_Dataset items_

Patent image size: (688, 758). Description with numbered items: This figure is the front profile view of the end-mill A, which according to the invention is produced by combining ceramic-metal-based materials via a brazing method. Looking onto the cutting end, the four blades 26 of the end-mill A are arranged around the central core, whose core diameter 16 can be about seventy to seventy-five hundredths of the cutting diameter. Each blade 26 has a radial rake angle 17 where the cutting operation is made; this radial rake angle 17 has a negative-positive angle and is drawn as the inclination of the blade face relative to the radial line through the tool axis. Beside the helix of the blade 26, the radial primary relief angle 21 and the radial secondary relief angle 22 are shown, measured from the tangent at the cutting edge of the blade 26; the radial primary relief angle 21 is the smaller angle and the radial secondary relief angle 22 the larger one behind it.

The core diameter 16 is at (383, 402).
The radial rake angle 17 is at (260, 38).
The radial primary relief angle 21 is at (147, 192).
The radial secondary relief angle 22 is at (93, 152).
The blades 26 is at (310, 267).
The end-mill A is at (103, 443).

_WHAT THIS TASK INVOLVES_
In every row, swap "brazing method" for "welding method" and leave the rest of the text unchanged.

_EXERCISE RESPONSE_
Patent image size: (688, 758). Description with numbered items: This figure is the front profile view of the end-mill A, which according to the invention is produced by combining ceramic-metal-based materials via a welding method. Looking onto the cutting end, the four blades 26 of the end-mill A are arranged around the central core, whose core diameter 16 can be about seventy to seventy-five hundredths of the cutting diameter. Each blade 26 has a radial rake angle 17 where the cutting operation is made; this radial rake angle 17 has a negative-positive angle and is drawn as the inclination of the blade face relative to the radial line through the tool axis. Beside the helix of the blade 26, the radial primary relief angle 21 and the radial secondary relief angle 22 are shown, measured from the tangent at the cutting edge of the blade 26; the radial primary relief angle 21 is the smaller angle and the radial secondary relief angle 22 the larger one behind it.

The core diameter 16 is at (383, 402).
The radial rake angle 17 is at (260, 38).
The radial primary relief angle 21 is at (147, 192).
The radial secondary relief angle 22 is at (93, 152).
The blades 26 is at (310, 267).
The end-mill A is at (103, 443).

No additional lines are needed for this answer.